Images are excluded; otherwise, output every record exactly.

= Data entries =
------

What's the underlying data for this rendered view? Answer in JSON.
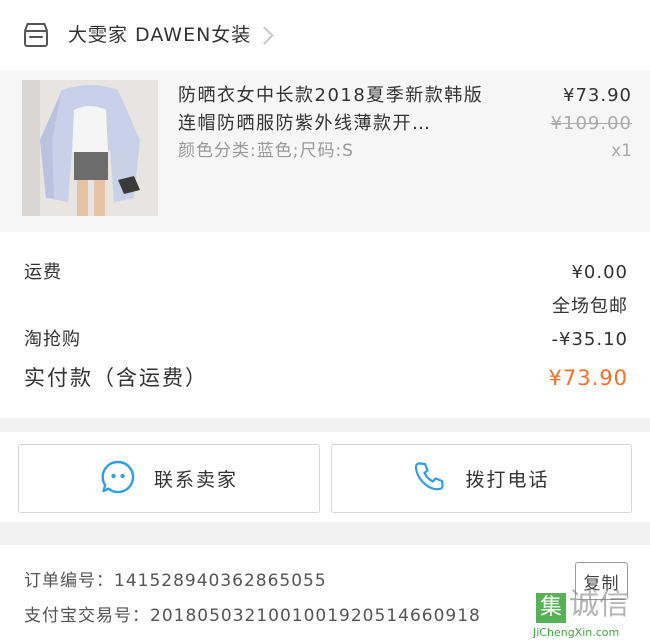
{
  "store": {
    "name": "大雯家 DAWEN女装",
    "icon": "store-icon",
    "chevron": "chevron-right-icon"
  },
  "product": {
    "title": "防晒衣女中长款2018夏季新款韩版连帽防晒服防紫外线薄款开…",
    "attributes": "颜色分类:蓝色;尺码:S",
    "price": "¥73.90",
    "original_price": "¥109.00",
    "quantity": "x1"
  },
  "fees": {
    "shipping_label": "运费",
    "shipping_value": "¥0.00",
    "shipping_note": "全场包邮",
    "discount_label": "淘抢购",
    "discount_value": "-¥35.10",
    "total_label": "实付款（含运费）",
    "total_value": "¥73.90"
  },
  "actions": {
    "contact_seller": "联系卖家",
    "contact_icon": "chat-icon",
    "call_phone": "拨打电话",
    "call_icon": "phone-icon"
  },
  "order": {
    "order_number_label": "订单编号：",
    "order_number": "141528940362865055",
    "copy_label": "复制",
    "alipay_label": "支付宝交易号：",
    "alipay_number": "2018050321001001920514660918"
  },
  "watermark": {
    "logo_char": "集",
    "name": "诚信",
    "site": "JiChengXin.com"
  },
  "colors": {
    "accent_orange": "#f36f25",
    "icon_blue": "#2e9ee6",
    "text": "#333333",
    "muted": "#999999",
    "background": "#f2f2f2"
  }
}
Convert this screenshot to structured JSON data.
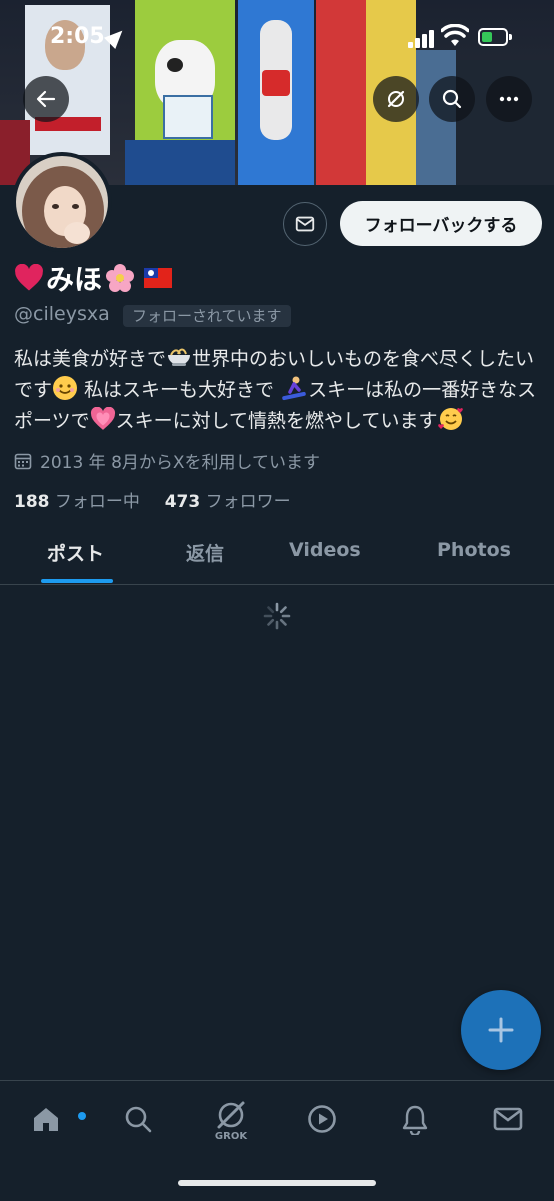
{
  "status_bar": {
    "time": "2:05"
  },
  "profile": {
    "name": "みほ",
    "handle": "@cileysxa",
    "follows_you_badge": "フォローされています",
    "bio_parts": [
      "私は美食が好きで",
      "世界中のおいしいものを食べ尽くしたいです",
      " 私はスキーも大好きで",
      "スキーは私の一番好きなスポーツで",
      "スキーに対して情熱を燃やしています"
    ],
    "joined": "2013 年 8月からXを利用しています",
    "following_count": "188",
    "following_label": "フォロー中",
    "followers_count": "473",
    "followers_label": "フォロワー"
  },
  "actions": {
    "follow_back": "フォローバックする"
  },
  "tabs": [
    {
      "label": "ポスト",
      "active": true
    },
    {
      "label": "返信",
      "active": false
    },
    {
      "label": "Videos",
      "active": false
    },
    {
      "label": "Photos",
      "active": false
    }
  ],
  "bottom_nav": {
    "items": [
      "home-icon",
      "search-icon",
      "grok-icon",
      "video-icon",
      "notifications-icon",
      "messages-icon"
    ],
    "grok_label": "GROK"
  },
  "colors": {
    "background": "#15202b",
    "accent": "#1d9bf0",
    "fab": "#1d71b8"
  }
}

------

= Solution =
What's the underlying data for this rendered view? Answer in JSON.
{
  "store": {
    "name": "大雯家 DAWEN女装",
    "icon": "store-icon",
    "chevron": "chevron-right-icon"
  },
  "product": {
    "title": "防晒衣女中长款2018夏季新款韩版连帽防晒服防紫外线薄款开…",
    "attributes": "颜色分类:蓝色;尺码:S",
    "price": "¥73.90",
    "original_price": "¥109.00",
    "quantity": "x1"
  },
  "fees": {
    "shipping_label": "运费",
    "shipping_value": "¥0.00",
    "shipping_note": "全场包邮",
    "discount_label": "淘抢购",
    "discount_value": "-¥35.10",
    "total_label": "实付款（含运费）",
    "total_value": "¥73.90"
  },
  "actions": {
    "contact_seller": "联系卖家",
    "contact_icon": "chat-icon",
    "call_phone": "拨打电话",
    "call_icon": "phone-icon"
  },
  "order": {
    "order_number_label": "订单编号：",
    "order_number": "141528940362865055",
    "copy_label": "复制",
    "alipay_label": "支付宝交易号：",
    "alipay_number": "2018050321001001920514660918"
  },
  "watermark": {
    "logo_char": "集",
    "name": "诚信",
    "site": "JiChengXin.com"
  },
  "colors": {
    "accent_orange": "#f36f25",
    "icon_blue": "#2e9ee6",
    "text": "#333333",
    "muted": "#999999",
    "background": "#f2f2f2"
  }
}
Convert this screenshot to structured JSON data.
{
  "status_bar": {
    "time": "2:05"
  },
  "profile": {
    "name": "みほ",
    "handle": "@cileysxa",
    "follows_you_badge": "フォローされています",
    "bio_parts": [
      "私は美食が好きで",
      "世界中のおいしいものを食べ尽くしたいです",
      " 私はスキーも大好きで",
      "スキーは私の一番好きなスポーツで",
      "スキーに対して情熱を燃やしています"
    ],
    "joined": "2013 年 8月からXを利用しています",
    "following_count": "188",
    "following_label": "フォロー中",
    "followers_count": "473",
    "followers_label": "フォロワー"
  },
  "actions": {
    "follow_back": "フォローバックする"
  },
  "tabs": [
    {
      "label": "ポスト",
      "active": true
    },
    {
      "label": "返信",
      "active": false
    },
    {
      "label": "Videos",
      "active": false
    },
    {
      "label": "Photos",
      "active": false
    }
  ],
  "bottom_nav": {
    "items": [
      "home-icon",
      "search-icon",
      "grok-icon",
      "video-icon",
      "notifications-icon",
      "messages-icon"
    ],
    "grok_label": "GROK"
  },
  "colors": {
    "background": "#15202b",
    "accent": "#1d9bf0",
    "fab": "#1d71b8"
  }
}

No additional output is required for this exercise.